▸ **Exercise requirements**
Type out all the records word for word. Any pictures are to be left out.

▸ **Records for this task**
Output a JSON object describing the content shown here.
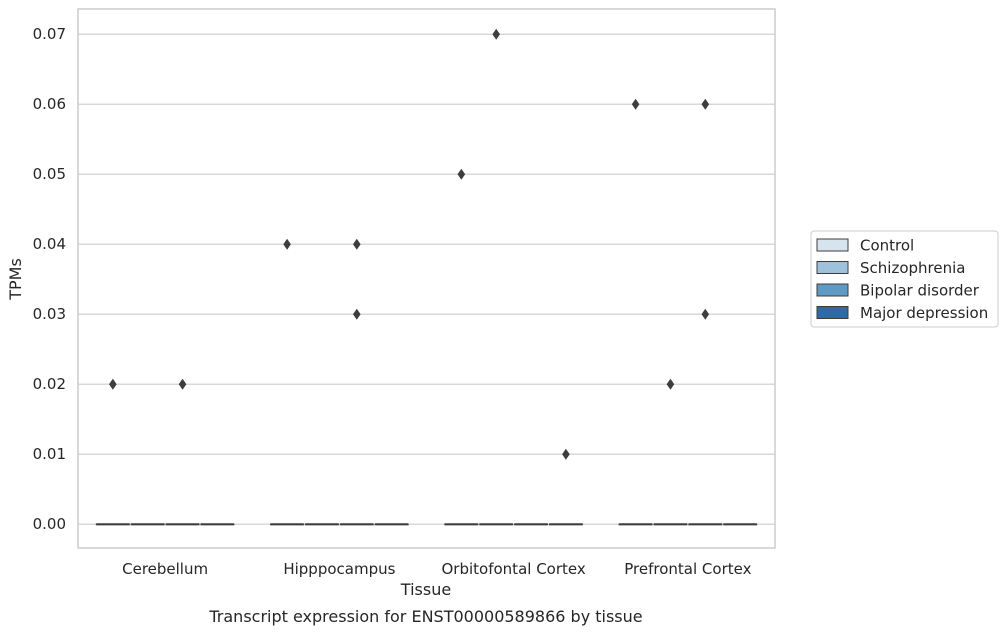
{
  "chart_data": {
    "type": "boxplot",
    "xlabel": "Tissue",
    "ylabel": "TPMs",
    "caption": "Transcript expression for ENST00000589866 by tissue",
    "categories": [
      "Cerebellum",
      "Hipppocampus",
      "Orbitofontal Cortex",
      "Prefrontal Cortex"
    ],
    "ylim": [
      -0.0034,
      0.0736
    ],
    "yticks": [
      {
        "value": 0.0,
        "label": "0.00"
      },
      {
        "value": 0.01,
        "label": "0.01"
      },
      {
        "value": 0.02,
        "label": "0.02"
      },
      {
        "value": 0.03,
        "label": "0.03"
      },
      {
        "value": 0.04,
        "label": "0.04"
      },
      {
        "value": 0.05,
        "label": "0.05"
      },
      {
        "value": 0.06,
        "label": "0.06"
      },
      {
        "value": 0.07,
        "label": "0.07"
      }
    ],
    "grid": "horizontal",
    "legend_position": "right",
    "series": [
      {
        "name": "Control",
        "color": "#d6e4f0",
        "median": [
          0,
          0,
          0,
          0
        ],
        "q1": [
          0,
          0,
          0,
          0
        ],
        "q3": [
          0,
          0,
          0,
          0
        ],
        "outliers": [
          [
            0.02
          ],
          [
            0.04
          ],
          [
            0.05
          ],
          [
            0.06
          ]
        ]
      },
      {
        "name": "Schizophrenia",
        "color": "#9ec2dc",
        "median": [
          0,
          0,
          0,
          0
        ],
        "q1": [
          0,
          0,
          0,
          0
        ],
        "q3": [
          0,
          0,
          0,
          0
        ],
        "outliers": [
          [],
          [],
          [
            0.07
          ],
          [
            0.02
          ]
        ]
      },
      {
        "name": "Bipolar disorder",
        "color": "#5e9ac6",
        "median": [
          0,
          0,
          0,
          0
        ],
        "q1": [
          0,
          0,
          0,
          0
        ],
        "q3": [
          0,
          0,
          0,
          0
        ],
        "outliers": [
          [
            0.02
          ],
          [
            0.04,
            0.03
          ],
          [],
          [
            0.06,
            0.03
          ]
        ]
      },
      {
        "name": "Major depression",
        "color": "#2f6aa8",
        "median": [
          0,
          0,
          0,
          0
        ],
        "q1": [
          0,
          0,
          0,
          0
        ],
        "q3": [
          0,
          0,
          0,
          0
        ],
        "outliers": [
          [],
          [],
          [
            0.01
          ],
          []
        ]
      }
    ]
  }
}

▸ **Solved problem**
Output a JSON object describing the content shown here.
{
  "chart_data": {
    "type": "boxplot",
    "xlabel": "Tissue",
    "ylabel": "TPMs",
    "caption": "Transcript expression for ENST00000589866 by tissue",
    "categories": [
      "Cerebellum",
      "Hipppocampus",
      "Orbitofontal Cortex",
      "Prefrontal Cortex"
    ],
    "ylim": [
      -0.0034,
      0.0736
    ],
    "yticks": [
      {
        "value": 0.0,
        "label": "0.00"
      },
      {
        "value": 0.01,
        "label": "0.01"
      },
      {
        "value": 0.02,
        "label": "0.02"
      },
      {
        "value": 0.03,
        "label": "0.03"
      },
      {
        "value": 0.04,
        "label": "0.04"
      },
      {
        "value": 0.05,
        "label": "0.05"
      },
      {
        "value": 0.06,
        "label": "0.06"
      },
      {
        "value": 0.07,
        "label": "0.07"
      }
    ],
    "grid": "horizontal",
    "legend_position": "right",
    "series": [
      {
        "name": "Control",
        "color": "#d6e4f0",
        "median": [
          0,
          0,
          0,
          0
        ],
        "q1": [
          0,
          0,
          0,
          0
        ],
        "q3": [
          0,
          0,
          0,
          0
        ],
        "outliers": [
          [
            0.02
          ],
          [
            0.04
          ],
          [
            0.05
          ],
          [
            0.06
          ]
        ]
      },
      {
        "name": "Schizophrenia",
        "color": "#9ec2dc",
        "median": [
          0,
          0,
          0,
          0
        ],
        "q1": [
          0,
          0,
          0,
          0
        ],
        "q3": [
          0,
          0,
          0,
          0
        ],
        "outliers": [
          [],
          [],
          [
            0.07
          ],
          [
            0.02
          ]
        ]
      },
      {
        "name": "Bipolar disorder",
        "color": "#5e9ac6",
        "median": [
          0,
          0,
          0,
          0
        ],
        "q1": [
          0,
          0,
          0,
          0
        ],
        "q3": [
          0,
          0,
          0,
          0
        ],
        "outliers": [
          [
            0.02
          ],
          [
            0.04,
            0.03
          ],
          [],
          [
            0.06,
            0.03
          ]
        ]
      },
      {
        "name": "Major depression",
        "color": "#2f6aa8",
        "median": [
          0,
          0,
          0,
          0
        ],
        "q1": [
          0,
          0,
          0,
          0
        ],
        "q3": [
          0,
          0,
          0,
          0
        ],
        "outliers": [
          [],
          [],
          [
            0.01
          ],
          []
        ]
      }
    ]
  }
}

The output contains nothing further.